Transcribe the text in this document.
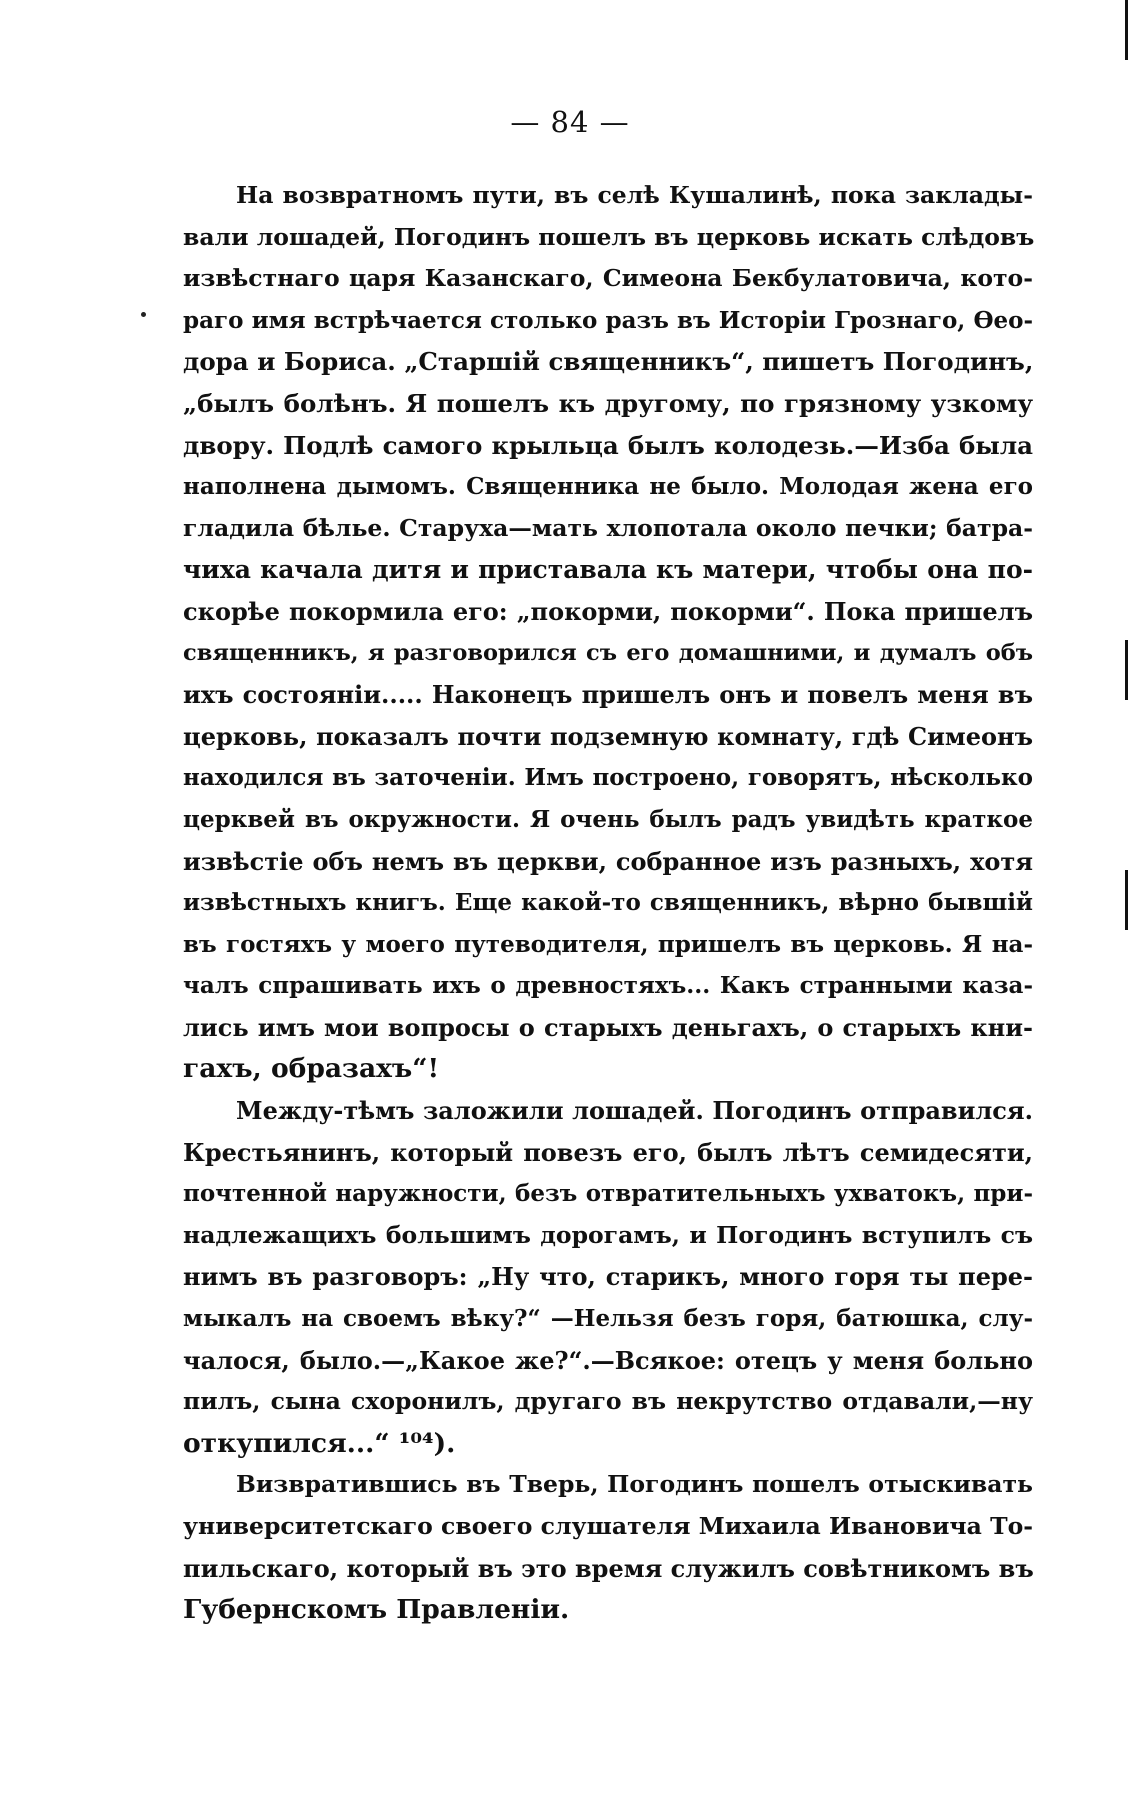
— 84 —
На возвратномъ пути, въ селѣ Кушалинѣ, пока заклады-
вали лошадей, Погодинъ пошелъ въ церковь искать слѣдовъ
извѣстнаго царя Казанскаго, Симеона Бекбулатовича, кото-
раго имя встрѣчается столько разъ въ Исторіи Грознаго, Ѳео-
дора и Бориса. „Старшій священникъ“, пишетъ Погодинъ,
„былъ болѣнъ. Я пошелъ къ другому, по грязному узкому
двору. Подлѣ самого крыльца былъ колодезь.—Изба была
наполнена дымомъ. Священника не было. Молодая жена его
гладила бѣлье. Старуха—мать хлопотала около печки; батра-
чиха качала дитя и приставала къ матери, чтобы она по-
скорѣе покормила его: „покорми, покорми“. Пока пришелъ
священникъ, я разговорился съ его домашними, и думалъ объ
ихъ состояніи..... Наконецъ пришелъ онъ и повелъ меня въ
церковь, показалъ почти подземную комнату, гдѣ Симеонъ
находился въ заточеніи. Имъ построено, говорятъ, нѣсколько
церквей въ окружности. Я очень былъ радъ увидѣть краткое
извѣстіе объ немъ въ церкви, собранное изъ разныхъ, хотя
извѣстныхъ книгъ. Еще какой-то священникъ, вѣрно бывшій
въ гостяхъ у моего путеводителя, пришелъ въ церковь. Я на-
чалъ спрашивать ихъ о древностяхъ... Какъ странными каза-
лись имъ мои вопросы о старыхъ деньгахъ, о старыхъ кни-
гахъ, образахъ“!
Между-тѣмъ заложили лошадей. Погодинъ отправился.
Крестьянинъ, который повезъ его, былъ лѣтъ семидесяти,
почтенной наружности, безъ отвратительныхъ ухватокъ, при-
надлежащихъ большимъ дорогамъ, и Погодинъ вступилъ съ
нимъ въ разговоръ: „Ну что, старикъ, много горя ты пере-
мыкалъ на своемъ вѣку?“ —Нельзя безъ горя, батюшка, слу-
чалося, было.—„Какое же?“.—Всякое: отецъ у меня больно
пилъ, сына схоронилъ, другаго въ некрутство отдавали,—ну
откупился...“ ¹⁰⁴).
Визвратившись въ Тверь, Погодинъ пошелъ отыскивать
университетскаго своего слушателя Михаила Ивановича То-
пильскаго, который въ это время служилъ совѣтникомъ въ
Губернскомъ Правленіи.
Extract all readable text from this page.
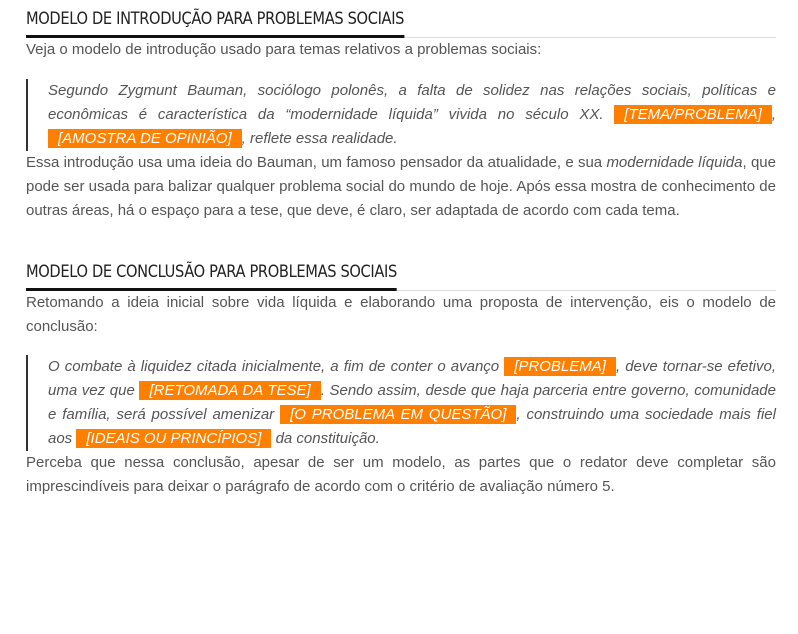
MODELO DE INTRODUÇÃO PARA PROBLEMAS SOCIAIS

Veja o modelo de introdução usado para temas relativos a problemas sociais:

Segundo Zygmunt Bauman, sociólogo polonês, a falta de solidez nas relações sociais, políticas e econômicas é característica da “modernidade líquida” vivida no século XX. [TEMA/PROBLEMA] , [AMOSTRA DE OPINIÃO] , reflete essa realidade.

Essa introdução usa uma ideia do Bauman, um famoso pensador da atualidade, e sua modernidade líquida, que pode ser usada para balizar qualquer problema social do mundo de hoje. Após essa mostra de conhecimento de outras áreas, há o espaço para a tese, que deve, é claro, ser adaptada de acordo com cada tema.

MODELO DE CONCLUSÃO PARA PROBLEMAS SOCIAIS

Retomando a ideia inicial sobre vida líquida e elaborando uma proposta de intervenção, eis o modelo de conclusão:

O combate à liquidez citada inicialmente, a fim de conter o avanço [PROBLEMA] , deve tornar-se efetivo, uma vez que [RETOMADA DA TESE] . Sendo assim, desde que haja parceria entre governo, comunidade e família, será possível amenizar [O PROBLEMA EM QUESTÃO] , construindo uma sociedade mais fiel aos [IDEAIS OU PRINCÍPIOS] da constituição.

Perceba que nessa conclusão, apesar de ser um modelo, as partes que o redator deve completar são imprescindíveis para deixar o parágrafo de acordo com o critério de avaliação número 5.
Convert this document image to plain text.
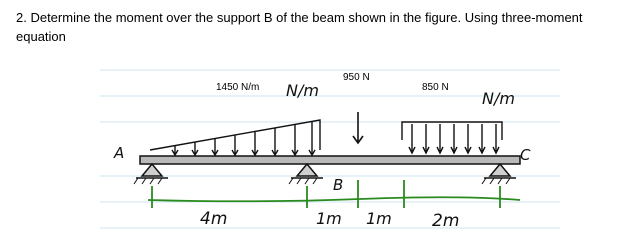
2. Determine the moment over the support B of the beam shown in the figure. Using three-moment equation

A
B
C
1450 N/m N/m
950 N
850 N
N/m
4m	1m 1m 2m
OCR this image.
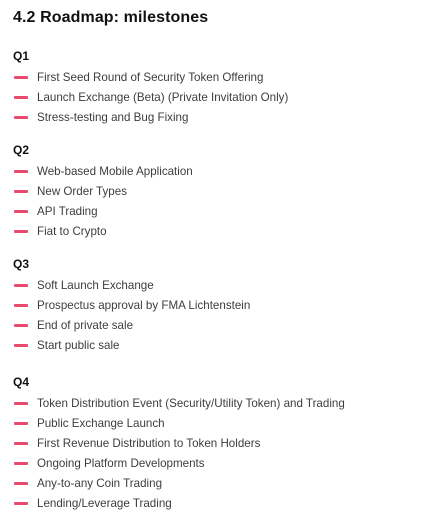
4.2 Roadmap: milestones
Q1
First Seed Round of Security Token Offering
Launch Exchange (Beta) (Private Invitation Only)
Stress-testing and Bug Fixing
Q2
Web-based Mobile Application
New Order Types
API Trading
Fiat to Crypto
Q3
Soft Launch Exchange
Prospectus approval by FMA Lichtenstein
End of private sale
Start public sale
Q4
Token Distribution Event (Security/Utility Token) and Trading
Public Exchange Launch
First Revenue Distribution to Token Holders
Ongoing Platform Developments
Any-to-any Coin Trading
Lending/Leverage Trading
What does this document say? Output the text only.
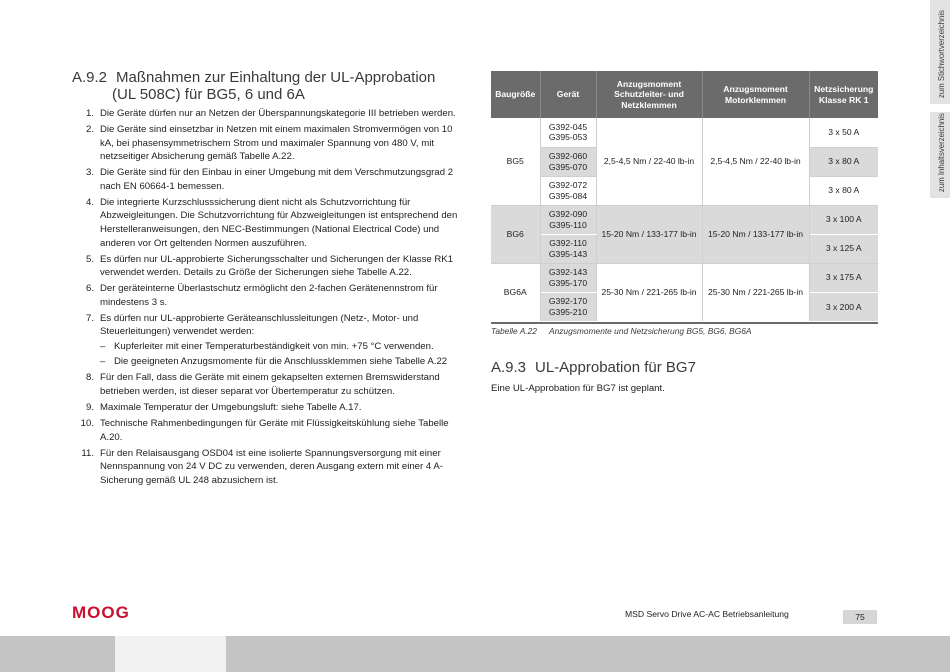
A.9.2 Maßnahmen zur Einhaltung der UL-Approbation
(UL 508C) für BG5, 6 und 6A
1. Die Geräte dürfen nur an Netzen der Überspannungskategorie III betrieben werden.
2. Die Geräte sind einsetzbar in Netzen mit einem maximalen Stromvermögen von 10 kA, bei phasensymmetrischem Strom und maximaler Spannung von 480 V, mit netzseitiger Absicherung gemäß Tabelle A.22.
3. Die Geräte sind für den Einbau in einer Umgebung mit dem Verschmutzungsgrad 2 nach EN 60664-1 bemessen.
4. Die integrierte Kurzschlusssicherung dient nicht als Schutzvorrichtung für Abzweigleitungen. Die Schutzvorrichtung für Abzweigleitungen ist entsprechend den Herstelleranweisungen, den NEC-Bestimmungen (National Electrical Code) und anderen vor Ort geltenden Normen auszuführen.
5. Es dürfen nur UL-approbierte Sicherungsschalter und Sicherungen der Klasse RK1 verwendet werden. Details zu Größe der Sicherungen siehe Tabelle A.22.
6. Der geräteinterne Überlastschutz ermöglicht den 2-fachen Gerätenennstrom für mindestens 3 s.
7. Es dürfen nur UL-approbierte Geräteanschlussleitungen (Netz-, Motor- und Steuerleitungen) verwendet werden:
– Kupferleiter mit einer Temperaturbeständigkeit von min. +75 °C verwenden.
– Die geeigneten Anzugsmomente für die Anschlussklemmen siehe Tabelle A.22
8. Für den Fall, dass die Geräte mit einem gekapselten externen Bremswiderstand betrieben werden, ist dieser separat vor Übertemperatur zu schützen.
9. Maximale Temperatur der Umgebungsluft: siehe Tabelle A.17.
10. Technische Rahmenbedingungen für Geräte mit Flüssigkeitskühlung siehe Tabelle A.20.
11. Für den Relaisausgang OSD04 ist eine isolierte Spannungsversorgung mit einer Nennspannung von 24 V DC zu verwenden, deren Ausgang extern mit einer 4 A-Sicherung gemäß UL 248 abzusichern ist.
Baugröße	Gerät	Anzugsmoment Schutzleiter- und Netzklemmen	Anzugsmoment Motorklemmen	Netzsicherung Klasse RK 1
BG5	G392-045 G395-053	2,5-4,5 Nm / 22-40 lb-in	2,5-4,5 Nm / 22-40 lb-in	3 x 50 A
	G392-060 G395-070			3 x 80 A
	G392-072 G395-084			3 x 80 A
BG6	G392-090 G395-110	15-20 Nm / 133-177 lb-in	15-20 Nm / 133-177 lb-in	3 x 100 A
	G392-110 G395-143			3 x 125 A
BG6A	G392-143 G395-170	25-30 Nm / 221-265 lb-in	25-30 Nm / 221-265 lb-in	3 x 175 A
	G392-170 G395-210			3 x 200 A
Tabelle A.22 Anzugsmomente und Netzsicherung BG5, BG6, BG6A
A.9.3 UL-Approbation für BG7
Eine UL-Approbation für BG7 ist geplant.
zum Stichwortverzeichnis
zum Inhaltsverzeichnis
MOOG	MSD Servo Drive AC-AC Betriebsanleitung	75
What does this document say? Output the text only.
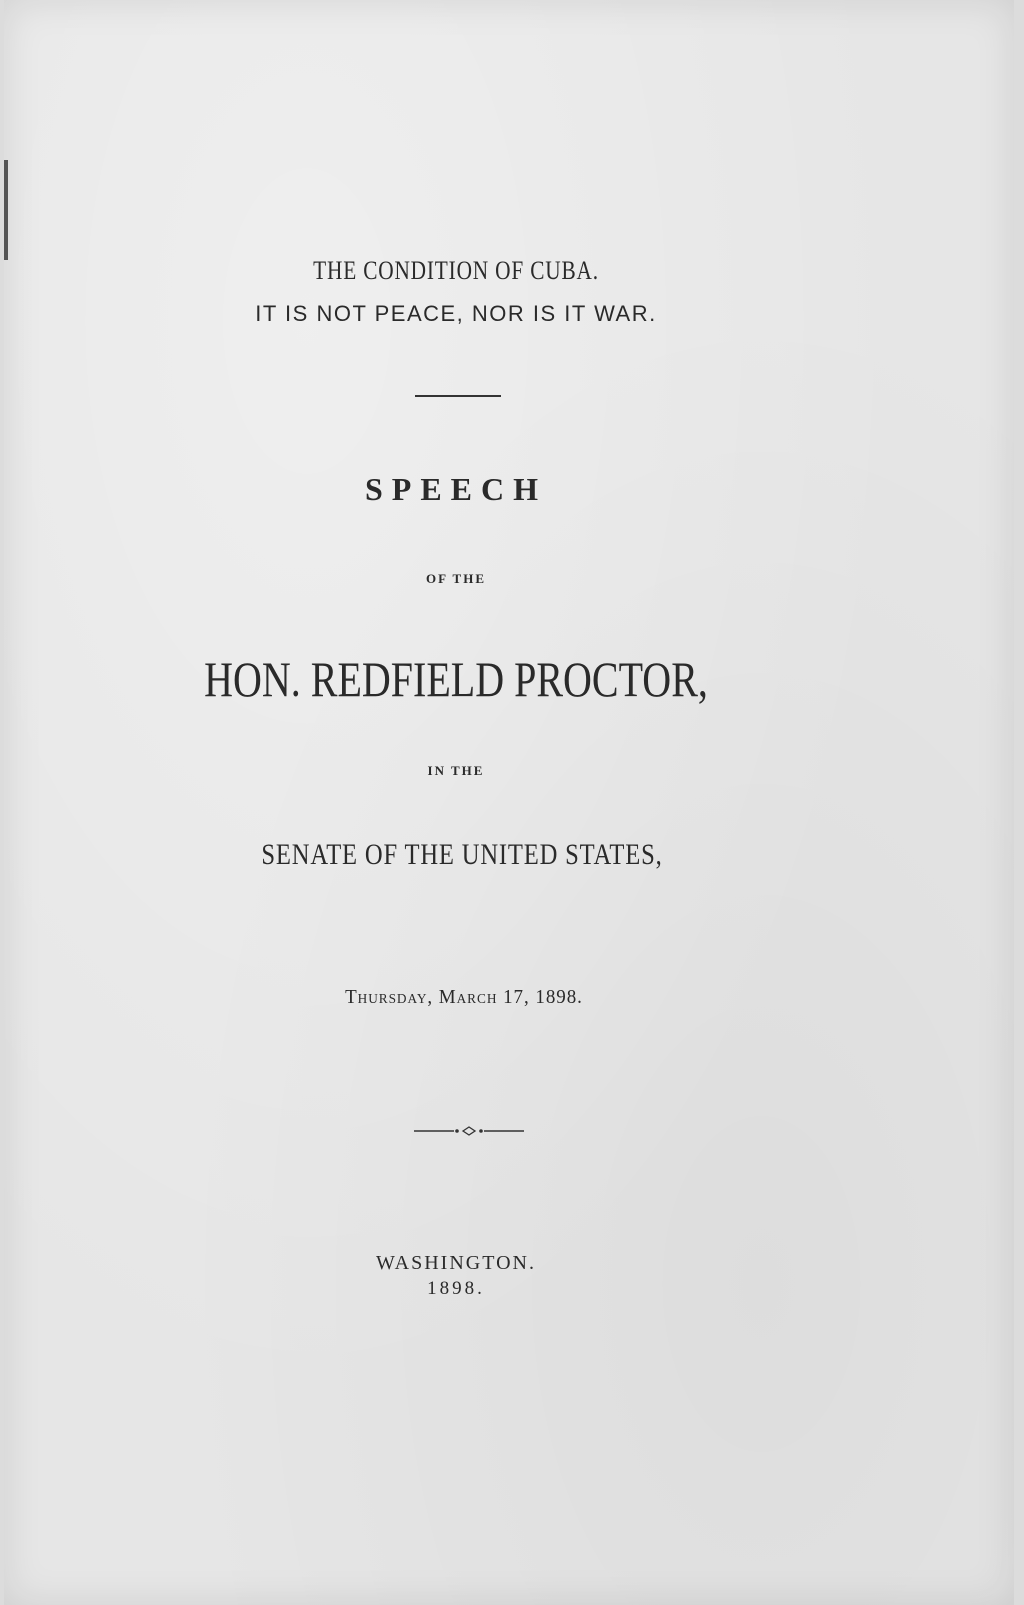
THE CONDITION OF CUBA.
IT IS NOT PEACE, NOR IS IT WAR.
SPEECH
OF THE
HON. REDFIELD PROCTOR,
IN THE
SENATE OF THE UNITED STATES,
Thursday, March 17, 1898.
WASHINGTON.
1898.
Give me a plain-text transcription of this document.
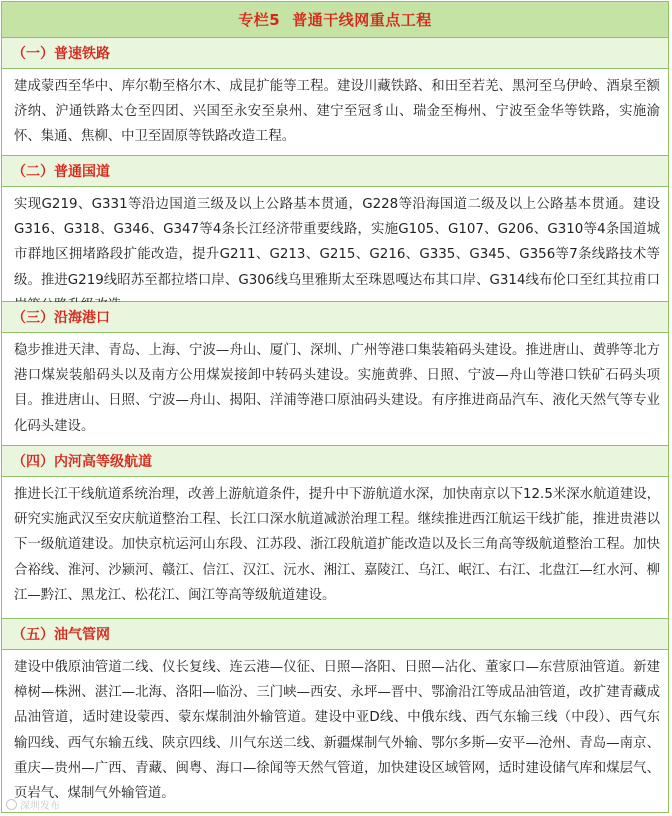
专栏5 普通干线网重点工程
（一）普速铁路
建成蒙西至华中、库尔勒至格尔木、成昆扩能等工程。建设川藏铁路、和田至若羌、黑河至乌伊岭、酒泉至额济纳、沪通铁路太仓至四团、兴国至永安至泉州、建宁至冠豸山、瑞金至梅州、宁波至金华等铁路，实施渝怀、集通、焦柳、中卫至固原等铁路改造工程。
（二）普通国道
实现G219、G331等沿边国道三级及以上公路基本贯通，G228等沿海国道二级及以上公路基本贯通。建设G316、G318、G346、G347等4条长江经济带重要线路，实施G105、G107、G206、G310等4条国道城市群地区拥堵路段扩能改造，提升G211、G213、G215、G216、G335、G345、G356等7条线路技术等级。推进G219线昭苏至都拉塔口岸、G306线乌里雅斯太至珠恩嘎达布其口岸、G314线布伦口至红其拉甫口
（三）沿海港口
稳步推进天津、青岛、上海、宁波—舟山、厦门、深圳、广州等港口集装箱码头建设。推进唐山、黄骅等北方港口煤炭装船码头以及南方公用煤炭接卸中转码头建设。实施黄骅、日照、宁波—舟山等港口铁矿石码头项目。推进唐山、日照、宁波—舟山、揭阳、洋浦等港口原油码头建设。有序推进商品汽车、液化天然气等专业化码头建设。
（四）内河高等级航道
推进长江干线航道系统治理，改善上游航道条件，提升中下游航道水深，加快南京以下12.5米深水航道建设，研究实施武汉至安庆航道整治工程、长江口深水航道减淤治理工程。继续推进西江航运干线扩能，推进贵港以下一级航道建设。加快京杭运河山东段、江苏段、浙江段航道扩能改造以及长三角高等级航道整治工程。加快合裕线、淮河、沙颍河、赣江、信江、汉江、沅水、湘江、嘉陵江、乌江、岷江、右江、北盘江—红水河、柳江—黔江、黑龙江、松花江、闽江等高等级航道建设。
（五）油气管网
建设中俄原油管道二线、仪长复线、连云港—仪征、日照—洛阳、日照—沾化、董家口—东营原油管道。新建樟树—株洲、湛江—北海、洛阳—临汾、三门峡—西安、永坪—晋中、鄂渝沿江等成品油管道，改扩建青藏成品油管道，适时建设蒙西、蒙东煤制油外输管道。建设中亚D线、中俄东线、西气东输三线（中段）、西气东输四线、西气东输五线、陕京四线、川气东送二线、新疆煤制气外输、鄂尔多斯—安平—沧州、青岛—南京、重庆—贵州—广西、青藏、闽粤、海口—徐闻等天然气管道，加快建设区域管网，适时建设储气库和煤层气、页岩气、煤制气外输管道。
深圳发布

▶ **What you need to do**
Copy whichever lines in the listing above contain the word "Exchange".

▶ **Exercise result**
Launch Exchange (Beta) (Private Invitation Only)
Soft Launch Exchange
Public Exchange Launch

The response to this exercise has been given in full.